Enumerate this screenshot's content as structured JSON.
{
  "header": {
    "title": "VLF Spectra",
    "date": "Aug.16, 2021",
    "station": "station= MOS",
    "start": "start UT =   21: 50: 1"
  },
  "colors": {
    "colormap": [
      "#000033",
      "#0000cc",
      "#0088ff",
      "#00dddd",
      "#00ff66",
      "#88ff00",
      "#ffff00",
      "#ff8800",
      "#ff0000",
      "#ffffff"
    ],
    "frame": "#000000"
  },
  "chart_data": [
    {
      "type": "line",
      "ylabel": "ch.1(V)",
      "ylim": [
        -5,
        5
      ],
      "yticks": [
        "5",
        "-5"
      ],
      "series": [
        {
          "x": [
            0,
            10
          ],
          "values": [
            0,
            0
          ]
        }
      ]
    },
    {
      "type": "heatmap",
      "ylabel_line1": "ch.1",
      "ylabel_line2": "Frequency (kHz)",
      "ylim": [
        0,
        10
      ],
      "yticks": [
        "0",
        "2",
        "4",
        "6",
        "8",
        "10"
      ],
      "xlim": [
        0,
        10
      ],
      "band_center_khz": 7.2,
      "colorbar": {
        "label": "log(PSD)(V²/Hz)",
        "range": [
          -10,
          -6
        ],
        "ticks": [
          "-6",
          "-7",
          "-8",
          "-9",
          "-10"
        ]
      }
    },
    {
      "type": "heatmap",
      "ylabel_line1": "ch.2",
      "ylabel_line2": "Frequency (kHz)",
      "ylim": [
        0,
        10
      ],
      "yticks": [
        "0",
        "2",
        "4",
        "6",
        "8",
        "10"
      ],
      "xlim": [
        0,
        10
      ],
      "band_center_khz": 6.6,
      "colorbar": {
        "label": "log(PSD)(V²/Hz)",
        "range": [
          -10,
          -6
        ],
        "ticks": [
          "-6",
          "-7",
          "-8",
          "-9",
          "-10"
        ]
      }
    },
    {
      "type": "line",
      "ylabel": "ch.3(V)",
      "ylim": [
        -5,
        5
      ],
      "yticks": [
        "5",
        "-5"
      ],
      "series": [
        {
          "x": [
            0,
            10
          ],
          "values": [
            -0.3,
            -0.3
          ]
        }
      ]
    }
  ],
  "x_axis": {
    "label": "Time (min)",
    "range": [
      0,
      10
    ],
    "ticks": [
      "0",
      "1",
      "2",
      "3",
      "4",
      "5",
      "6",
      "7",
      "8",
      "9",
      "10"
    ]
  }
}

- _WORK TO DO_
Copy all the entries verbatim.

- _EXPECTED ANSWER_
Enumerate this screenshot's content as structured JSON.
{
  "header": {
    "title": "VLF Spectra",
    "date": "Aug.16, 2021",
    "station": "station= MOS",
    "start": "start UT =   21: 50: 1"
  },
  "colors": {
    "colormap": [
      "#000033",
      "#0000cc",
      "#0088ff",
      "#00dddd",
      "#00ff66",
      "#88ff00",
      "#ffff00",
      "#ff8800",
      "#ff0000",
      "#ffffff"
    ],
    "frame": "#000000"
  },
  "chart_data": [
    {
      "type": "line",
      "ylabel": "ch.1(V)",
      "ylim": [
        -5,
        5
      ],
      "yticks": [
        "5",
        "-5"
      ],
      "series": [
        {
          "x": [
            0,
            10
          ],
          "values": [
            0,
            0
          ]
        }
      ]
    },
    {
      "type": "heatmap",
      "ylabel_line1": "ch.1",
      "ylabel_line2": "Frequency (kHz)",
      "ylim": [
        0,
        10
      ],
      "yticks": [
        "0",
        "2",
        "4",
        "6",
        "8",
        "10"
      ],
      "xlim": [
        0,
        10
      ],
      "band_center_khz": 7.2,
      "colorbar": {
        "label": "log(PSD)(V²/Hz)",
        "range": [
          -10,
          -6
        ],
        "ticks": [
          "-6",
          "-7",
          "-8",
          "-9",
          "-10"
        ]
      }
    },
    {
      "type": "heatmap",
      "ylabel_line1": "ch.2",
      "ylabel_line2": "Frequency (kHz)",
      "ylim": [
        0,
        10
      ],
      "yticks": [
        "0",
        "2",
        "4",
        "6",
        "8",
        "10"
      ],
      "xlim": [
        0,
        10
      ],
      "band_center_khz": 6.6,
      "colorbar": {
        "label": "log(PSD)(V²/Hz)",
        "range": [
          -10,
          -6
        ],
        "ticks": [
          "-6",
          "-7",
          "-8",
          "-9",
          "-10"
        ]
      }
    },
    {
      "type": "line",
      "ylabel": "ch.3(V)",
      "ylim": [
        -5,
        5
      ],
      "yticks": [
        "5",
        "-5"
      ],
      "series": [
        {
          "x": [
            0,
            10
          ],
          "values": [
            -0.3,
            -0.3
          ]
        }
      ]
    }
  ],
  "x_axis": {
    "label": "Time (min)",
    "range": [
      0,
      10
    ],
    "ticks": [
      "0",
      "1",
      "2",
      "3",
      "4",
      "5",
      "6",
      "7",
      "8",
      "9",
      "10"
    ]
  }
}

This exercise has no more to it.